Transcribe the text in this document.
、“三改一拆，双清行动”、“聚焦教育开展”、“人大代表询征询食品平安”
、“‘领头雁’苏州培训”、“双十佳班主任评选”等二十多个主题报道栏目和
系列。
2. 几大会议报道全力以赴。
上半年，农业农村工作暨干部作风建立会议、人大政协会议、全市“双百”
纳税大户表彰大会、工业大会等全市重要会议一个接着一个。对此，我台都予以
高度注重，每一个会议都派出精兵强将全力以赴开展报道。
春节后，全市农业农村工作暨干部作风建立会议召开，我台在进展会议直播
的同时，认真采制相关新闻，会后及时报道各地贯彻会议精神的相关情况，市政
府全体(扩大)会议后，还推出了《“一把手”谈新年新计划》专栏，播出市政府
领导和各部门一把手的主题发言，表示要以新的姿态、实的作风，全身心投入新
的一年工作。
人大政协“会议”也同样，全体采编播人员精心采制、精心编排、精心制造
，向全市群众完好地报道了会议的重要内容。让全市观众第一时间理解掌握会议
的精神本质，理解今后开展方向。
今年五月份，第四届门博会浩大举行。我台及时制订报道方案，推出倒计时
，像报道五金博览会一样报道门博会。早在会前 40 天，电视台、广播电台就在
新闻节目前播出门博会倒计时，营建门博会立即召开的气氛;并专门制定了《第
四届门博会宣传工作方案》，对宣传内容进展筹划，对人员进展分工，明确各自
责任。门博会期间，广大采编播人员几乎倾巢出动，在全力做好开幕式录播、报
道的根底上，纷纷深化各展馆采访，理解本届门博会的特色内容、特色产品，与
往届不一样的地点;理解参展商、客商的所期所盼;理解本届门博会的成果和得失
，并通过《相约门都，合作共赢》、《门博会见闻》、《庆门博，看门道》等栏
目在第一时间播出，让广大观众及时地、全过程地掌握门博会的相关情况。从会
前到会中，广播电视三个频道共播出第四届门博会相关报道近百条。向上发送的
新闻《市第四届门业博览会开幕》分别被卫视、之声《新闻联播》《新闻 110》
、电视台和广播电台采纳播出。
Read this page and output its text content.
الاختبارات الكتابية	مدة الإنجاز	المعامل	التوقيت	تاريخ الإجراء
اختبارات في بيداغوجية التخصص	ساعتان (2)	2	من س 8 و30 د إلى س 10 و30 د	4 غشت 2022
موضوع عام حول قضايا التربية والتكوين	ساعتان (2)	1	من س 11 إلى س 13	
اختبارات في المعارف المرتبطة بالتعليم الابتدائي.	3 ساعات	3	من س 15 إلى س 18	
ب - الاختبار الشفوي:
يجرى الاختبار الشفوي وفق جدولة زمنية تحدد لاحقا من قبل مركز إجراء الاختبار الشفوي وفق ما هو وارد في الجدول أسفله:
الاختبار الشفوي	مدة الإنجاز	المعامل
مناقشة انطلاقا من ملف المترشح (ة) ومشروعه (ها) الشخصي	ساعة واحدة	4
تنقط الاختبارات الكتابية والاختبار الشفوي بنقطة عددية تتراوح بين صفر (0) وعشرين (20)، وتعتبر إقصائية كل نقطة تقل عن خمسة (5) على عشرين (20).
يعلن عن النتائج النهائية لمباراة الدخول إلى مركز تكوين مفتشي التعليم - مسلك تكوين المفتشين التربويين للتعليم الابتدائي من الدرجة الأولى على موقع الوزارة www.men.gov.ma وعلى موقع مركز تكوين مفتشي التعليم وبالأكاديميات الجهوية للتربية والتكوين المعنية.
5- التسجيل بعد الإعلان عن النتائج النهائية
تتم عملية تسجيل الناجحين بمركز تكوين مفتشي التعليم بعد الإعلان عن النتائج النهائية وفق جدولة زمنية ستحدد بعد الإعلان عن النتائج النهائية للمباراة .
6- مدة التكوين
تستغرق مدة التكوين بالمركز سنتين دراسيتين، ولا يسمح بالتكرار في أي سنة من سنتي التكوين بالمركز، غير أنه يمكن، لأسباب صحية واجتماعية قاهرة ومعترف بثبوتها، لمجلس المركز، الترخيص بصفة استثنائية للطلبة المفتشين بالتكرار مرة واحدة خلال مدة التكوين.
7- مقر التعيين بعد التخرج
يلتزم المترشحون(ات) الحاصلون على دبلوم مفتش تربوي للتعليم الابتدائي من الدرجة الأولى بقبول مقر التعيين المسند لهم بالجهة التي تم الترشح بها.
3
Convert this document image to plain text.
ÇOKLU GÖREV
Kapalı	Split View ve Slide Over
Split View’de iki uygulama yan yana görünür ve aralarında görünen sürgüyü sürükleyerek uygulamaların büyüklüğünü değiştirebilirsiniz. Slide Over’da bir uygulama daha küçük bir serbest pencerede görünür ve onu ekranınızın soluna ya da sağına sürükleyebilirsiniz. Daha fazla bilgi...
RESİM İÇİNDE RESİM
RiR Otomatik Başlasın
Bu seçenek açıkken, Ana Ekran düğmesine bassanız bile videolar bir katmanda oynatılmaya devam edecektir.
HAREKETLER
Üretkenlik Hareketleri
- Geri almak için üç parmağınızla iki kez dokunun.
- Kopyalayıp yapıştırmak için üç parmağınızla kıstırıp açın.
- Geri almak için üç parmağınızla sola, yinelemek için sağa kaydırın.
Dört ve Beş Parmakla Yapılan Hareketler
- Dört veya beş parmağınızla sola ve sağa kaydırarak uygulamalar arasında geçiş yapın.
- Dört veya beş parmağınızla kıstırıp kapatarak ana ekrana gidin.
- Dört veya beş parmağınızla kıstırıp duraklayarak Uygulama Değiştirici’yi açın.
····················
> **The request**: Send back each record exactly as it stands.

> **Exercise result**:
Transcribe the text in this document.
、“三改一拆，双清行动”、“聚焦教育开展”、“人大代表询征询食品平安”
、“‘领头雁’苏州培训”、“双十佳班主任评选”等二十多个主题报道栏目和
系列。
2. 几大会议报道全力以赴。
上半年，农业农村工作暨干部作风建立会议、人大政协会议、全市“双百”
纳税大户表彰大会、工业大会等全市重要会议一个接着一个。对此，我台都予以
高度注重，每一个会议都派出精兵强将全力以赴开展报道。
春节后，全市农业农村工作暨干部作风建立会议召开，我台在进展会议直播
的同时，认真采制相关新闻，会后及时报道各地贯彻会议精神的相关情况，市政
府全体(扩大)会议后，还推出了《“一把手”谈新年新计划》专栏，播出市政府
领导和各部门一把手的主题发言，表示要以新的姿态、实的作风，全身心投入新
的一年工作。
人大政协“会议”也同样，全体采编播人员精心采制、精心编排、精心制造
，向全市群众完好地报道了会议的重要内容。让全市观众第一时间理解掌握会议
的精神本质，理解今后开展方向。
今年五月份，第四届门博会浩大举行。我台及时制订报道方案，推出倒计时
，像报道五金博览会一样报道门博会。早在会前 40 天，电视台、广播电台就在
新闻节目前播出门博会倒计时，营建门博会立即召开的气氛;并专门制定了《第
四届门博会宣传工作方案》，对宣传内容进展筹划，对人员进展分工，明确各自
责任。门博会期间，广大采编播人员几乎倾巢出动，在全力做好开幕式录播、报
道的根底上，纷纷深化各展馆采访，理解本届门博会的特色内容、特色产品，与
往届不一样的地点;理解参展商、客商的所期所盼;理解本届门博会的成果和得失
，并通过《相约门都，合作共赢》、《门博会见闻》、《庆门博，看门道》等栏
目在第一时间播出，让广大观众及时地、全过程地掌握门博会的相关情况。从会
前到会中，广播电视三个频道共播出第四届门博会相关报道近百条。向上发送的
新闻《市第四届门业博览会开幕》分别被卫视、之声《新闻联播》《新闻 110》
、电视台和广播电台采纳播出。
Read this page and output its text content.
الاختبارات الكتابية	مدة الإنجاز	المعامل	التوقيت	تاريخ الإجراء
اختبارات في بيداغوجية التخصص	ساعتان (2)	2	من س 8 و30 د إلى س 10 و30 د	4 غشت 2022
موضوع عام حول قضايا التربية والتكوين	ساعتان (2)	1	من س 11 إلى س 13	
اختبارات في المعارف المرتبطة بالتعليم الابتدائي.	3 ساعات	3	من س 15 إلى س 18	
ب - الاختبار الشفوي:
يجرى الاختبار الشفوي وفق جدولة زمنية تحدد لاحقا من قبل مركز إجراء الاختبار الشفوي وفق ما هو وارد في الجدول أسفله:
الاختبار الشفوي	مدة الإنجاز	المعامل
مناقشة انطلاقا من ملف المترشح (ة) ومشروعه (ها) الشخصي	ساعة واحدة	4
تنقط الاختبارات الكتابية والاختبار الشفوي بنقطة عددية تتراوح بين صفر (0) وعشرين (20)، وتعتبر إقصائية كل نقطة تقل عن خمسة (5) على عشرين (20).
يعلن عن النتائج النهائية لمباراة الدخول إلى مركز تكوين مفتشي التعليم - مسلك تكوين المفتشين التربويين للتعليم الابتدائي من الدرجة الأولى على موقع الوزارة www.men.gov.ma وعلى موقع مركز تكوين مفتشي التعليم وبالأكاديميات الجهوية للتربية والتكوين المعنية.
5- التسجيل بعد الإعلان عن النتائج النهائية
تتم عملية تسجيل الناجحين بمركز تكوين مفتشي التعليم بعد الإعلان عن النتائج النهائية وفق جدولة زمنية ستحدد بعد الإعلان عن النتائج النهائية للمباراة .
6- مدة التكوين
تستغرق مدة التكوين بالمركز سنتين دراسيتين، ولا يسمح بالتكرار في أي سنة من سنتي التكوين بالمركز، غير أنه يمكن، لأسباب صحية واجتماعية قاهرة ومعترف بثبوتها، لمجلس المركز، الترخيص بصفة استثنائية للطلبة المفتشين بالتكرار مرة واحدة خلال مدة التكوين.
7- مقر التعيين بعد التخرج
يلتزم المترشحون(ات) الحاصلون على دبلوم مفتش تربوي للتعليم الابتدائي من الدرجة الأولى بقبول مقر التعيين المسند لهم بالجهة التي تم الترشح بها.
3
Convert this document image to plain text.
ÇOKLU GÖREV
Kapalı	Split View ve Slide Over
Split View’de iki uygulama yan yana görünür ve aralarında görünen sürgüyü sürükleyerek uygulamaların büyüklüğünü değiştirebilirsiniz. Slide Over’da bir uygulama daha küçük bir serbest pencerede görünür ve onu ekranınızın soluna ya da sağına sürükleyebilirsiniz. Daha fazla bilgi...
RESİM İÇİNDE RESİM
RiR Otomatik Başlasın
Bu seçenek açıkken, Ana Ekran düğmesine bassanız bile videolar bir katmanda oynatılmaya devam edecektir.
HAREKETLER
Üretkenlik Hareketleri
- Geri almak için üç parmağınızla iki kez dokunun.
- Kopyalayıp yapıştırmak için üç parmağınızla kıstırıp açın.
- Geri almak için üç parmağınızla sola, yinelemek için sağa kaydırın.
Dört ve Beş Parmakla Yapılan Hareketler
- Dört veya beş parmağınızla sola ve sağa kaydırarak uygulamalar arasında geçiş yapın.
- Dört veya beş parmağınızla kıstırıp kapatarak ana ekrana gidin.
- Dört veya beş parmağınızla kıstırıp duraklayarak Uygulama Değiştirici’yi açın.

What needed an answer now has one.